Data records
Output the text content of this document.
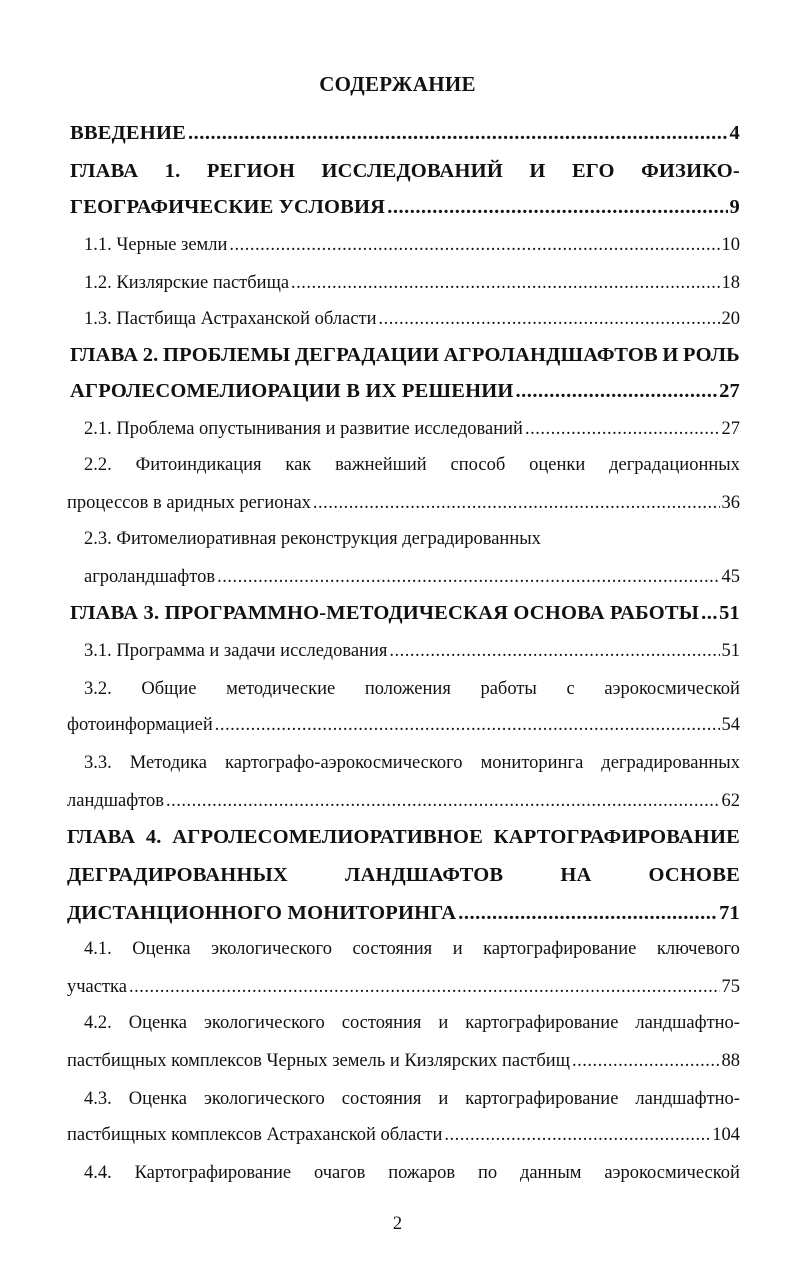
СОДЕРЖАНИЕ
ВВЕДЕНИЕ .....	4
ГЛАВА 1. РЕГИОН ИССЛЕДОВАНИЙ И ЕГО ФИЗИКО-
ГЕОГРАФИЧЕСКИЕ УСЛОВИЯ .....	9
1.1. Черные земли .....	10
1.2. Кизлярские пастбища .....	18
1.3. Пастбища Астраханской области .....	20
ГЛАВА 2. ПРОБЛЕМЫ ДЕГРАДАЦИИ АГРОЛАНДШАФТОВ И РОЛЬ
АГРОЛЕСОМЕЛИОРАЦИИ В ИХ РЕШЕНИИ .....	27
2.1. Проблема опустынивания и развитие исследований .....	27
2.2. Фитоиндикация как важнейший способ оценки деградационных
процессов в аридных регионах .....	36
2.3. Фитомелиоративная реконструкция деградированных
агроландшафтов .....	45
ГЛАВА 3. ПРОГРАММНО-МЕТОДИЧЕСКАЯ ОСНОВА РАБОТЫ ..... 51
3.1. Программа и задачи исследования .....	51
3.2. Общие методические положения работы с аэрокосмической
фотоинформацией .....	54
3.3. Методика картографо-аэрокосмического мониторинга деградированных
ландшафтов .....	62
ГЛАВА 4. АГРОЛЕСОМЕЛИОРАТИВНОЕ КАРТОГРАФИРОВАНИЕ
ДЕГРАДИРОВАННЫХ	ЛАНДШАФТОВ	НА	ОСНОВЕ
ДИСТАНЦИОННОГО МОНИТОРИНГА .....	71
4.1. Оценка экологического состояния и картографирование ключевого
участка .....	75
4.2. Оценка экологического состояния и картографирование ландшафтно-
пастбищных комплексов Черных земель и Кизлярских пастбищ .....	88
4.3. Оценка экологического состояния и картографирование ландшафтно-
пастбищных комплексов Астраханской области .....	104
4.4. Картографирование очагов пожаров по данным аэрокосмической
2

### What the task requires
Tell how many lines of the material above hold "экологического", answering with a bare number.

### Correct response
3